> Work to complete
Review the lines that follow and copy each one that contains the word "name".

[Stored items from a collection]
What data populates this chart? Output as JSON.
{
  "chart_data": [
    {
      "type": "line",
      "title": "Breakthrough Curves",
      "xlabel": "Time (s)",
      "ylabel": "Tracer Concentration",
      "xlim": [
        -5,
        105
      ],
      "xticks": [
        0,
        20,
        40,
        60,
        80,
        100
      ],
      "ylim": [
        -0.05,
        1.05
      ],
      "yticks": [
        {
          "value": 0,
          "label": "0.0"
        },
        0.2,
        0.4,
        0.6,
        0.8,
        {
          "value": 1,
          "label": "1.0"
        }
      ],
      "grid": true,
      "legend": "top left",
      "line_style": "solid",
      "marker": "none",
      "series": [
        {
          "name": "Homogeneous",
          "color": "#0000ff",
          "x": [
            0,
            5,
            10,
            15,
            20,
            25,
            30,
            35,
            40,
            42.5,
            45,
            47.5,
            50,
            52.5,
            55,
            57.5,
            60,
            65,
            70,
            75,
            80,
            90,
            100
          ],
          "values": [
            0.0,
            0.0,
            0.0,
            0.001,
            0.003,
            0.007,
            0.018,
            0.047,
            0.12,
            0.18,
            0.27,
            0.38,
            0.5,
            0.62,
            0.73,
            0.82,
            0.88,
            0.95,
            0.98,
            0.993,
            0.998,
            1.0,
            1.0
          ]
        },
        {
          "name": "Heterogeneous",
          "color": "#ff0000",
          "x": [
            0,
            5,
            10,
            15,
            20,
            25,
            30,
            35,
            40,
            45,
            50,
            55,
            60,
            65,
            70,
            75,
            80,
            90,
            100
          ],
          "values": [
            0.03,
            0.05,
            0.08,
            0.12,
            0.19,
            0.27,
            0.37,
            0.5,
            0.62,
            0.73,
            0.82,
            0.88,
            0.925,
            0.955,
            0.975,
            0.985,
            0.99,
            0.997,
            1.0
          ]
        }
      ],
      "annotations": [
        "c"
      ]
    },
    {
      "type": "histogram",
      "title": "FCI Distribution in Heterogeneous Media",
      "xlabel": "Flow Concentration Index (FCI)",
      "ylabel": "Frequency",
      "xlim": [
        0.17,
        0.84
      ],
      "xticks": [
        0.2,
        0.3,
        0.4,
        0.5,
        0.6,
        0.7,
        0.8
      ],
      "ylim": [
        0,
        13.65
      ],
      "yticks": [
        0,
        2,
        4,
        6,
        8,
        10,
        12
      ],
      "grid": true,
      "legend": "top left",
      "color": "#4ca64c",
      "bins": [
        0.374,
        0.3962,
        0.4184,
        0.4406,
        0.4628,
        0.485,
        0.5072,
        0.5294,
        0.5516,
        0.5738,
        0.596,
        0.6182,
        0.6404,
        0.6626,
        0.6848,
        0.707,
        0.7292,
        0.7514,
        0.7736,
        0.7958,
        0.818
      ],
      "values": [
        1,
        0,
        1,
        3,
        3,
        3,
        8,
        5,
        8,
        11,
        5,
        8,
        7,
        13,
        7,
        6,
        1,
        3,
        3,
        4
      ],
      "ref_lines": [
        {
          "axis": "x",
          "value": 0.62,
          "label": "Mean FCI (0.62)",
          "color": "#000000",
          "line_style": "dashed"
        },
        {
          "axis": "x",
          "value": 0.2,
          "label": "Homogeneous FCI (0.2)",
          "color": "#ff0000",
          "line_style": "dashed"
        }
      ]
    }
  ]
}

...

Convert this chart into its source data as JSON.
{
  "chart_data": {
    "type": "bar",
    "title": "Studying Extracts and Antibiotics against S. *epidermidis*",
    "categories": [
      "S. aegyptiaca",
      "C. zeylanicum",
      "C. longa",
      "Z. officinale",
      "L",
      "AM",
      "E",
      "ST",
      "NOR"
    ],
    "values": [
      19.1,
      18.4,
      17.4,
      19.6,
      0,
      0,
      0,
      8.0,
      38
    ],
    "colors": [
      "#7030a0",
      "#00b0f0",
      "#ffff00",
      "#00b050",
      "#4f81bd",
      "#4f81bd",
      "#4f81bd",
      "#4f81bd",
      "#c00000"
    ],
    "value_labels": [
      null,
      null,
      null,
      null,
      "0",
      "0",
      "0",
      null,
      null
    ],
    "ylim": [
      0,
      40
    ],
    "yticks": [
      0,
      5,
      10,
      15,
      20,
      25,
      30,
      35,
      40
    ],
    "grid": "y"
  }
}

==

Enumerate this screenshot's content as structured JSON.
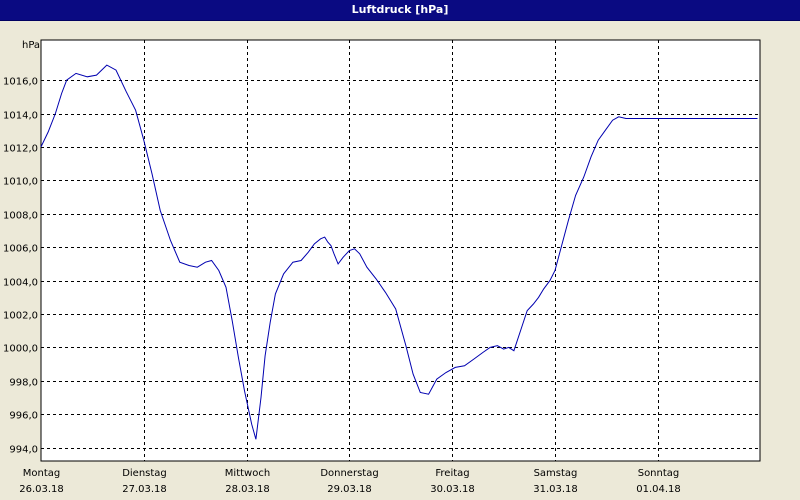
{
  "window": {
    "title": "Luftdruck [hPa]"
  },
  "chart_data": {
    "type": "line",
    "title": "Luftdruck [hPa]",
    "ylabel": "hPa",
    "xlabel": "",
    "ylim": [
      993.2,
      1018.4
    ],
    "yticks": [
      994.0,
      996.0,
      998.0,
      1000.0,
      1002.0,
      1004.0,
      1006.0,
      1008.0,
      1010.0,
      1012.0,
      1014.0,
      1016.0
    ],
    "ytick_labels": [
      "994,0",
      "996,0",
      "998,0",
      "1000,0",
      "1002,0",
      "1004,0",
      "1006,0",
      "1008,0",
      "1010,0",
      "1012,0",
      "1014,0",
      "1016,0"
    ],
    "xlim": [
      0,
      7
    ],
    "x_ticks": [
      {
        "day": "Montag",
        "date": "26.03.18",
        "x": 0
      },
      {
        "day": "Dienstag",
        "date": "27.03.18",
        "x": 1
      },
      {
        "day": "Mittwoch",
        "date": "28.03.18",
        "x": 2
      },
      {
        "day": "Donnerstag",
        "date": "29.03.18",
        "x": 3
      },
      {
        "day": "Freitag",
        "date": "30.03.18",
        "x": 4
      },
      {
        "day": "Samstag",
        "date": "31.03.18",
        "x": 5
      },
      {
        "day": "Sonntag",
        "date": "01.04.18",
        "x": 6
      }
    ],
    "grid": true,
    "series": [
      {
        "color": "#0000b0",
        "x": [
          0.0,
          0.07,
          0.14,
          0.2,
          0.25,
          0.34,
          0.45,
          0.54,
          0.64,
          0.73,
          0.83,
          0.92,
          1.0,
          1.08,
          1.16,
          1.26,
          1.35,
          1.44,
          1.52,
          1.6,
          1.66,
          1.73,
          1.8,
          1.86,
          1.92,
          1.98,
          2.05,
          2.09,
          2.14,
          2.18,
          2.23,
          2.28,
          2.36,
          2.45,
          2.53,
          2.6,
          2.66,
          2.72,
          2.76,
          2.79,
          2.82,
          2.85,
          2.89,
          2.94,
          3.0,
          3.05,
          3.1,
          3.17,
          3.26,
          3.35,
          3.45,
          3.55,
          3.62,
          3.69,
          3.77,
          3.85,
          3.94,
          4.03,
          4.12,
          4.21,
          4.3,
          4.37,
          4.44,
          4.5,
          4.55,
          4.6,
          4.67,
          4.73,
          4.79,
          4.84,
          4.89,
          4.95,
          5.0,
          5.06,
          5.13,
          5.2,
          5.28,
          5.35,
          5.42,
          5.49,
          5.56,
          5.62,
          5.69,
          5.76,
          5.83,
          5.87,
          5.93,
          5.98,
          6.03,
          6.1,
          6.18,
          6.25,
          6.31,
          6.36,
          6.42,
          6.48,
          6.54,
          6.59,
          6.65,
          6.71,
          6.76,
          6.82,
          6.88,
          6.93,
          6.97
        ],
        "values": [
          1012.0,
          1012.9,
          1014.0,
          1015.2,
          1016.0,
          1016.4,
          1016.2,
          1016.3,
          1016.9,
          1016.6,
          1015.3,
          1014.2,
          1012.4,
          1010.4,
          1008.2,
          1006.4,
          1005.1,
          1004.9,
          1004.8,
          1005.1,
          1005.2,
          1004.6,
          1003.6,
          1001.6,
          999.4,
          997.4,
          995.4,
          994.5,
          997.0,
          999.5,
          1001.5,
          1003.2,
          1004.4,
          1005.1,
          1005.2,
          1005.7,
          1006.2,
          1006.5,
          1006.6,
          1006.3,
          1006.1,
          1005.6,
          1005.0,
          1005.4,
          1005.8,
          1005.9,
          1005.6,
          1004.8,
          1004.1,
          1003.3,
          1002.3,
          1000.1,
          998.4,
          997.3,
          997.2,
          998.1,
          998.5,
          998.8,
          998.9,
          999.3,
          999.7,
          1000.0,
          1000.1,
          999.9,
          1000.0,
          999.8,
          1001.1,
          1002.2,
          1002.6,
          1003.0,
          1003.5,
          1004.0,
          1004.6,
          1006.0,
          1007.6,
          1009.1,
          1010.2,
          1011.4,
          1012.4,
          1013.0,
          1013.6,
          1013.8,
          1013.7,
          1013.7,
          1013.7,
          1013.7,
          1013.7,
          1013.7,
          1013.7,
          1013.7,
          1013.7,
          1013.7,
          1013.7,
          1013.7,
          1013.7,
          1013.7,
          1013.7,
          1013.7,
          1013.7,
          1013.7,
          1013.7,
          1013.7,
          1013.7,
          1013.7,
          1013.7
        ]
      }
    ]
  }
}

> Exercise result
          "name": "Homogeneous",
          "name": "Heterogeneous",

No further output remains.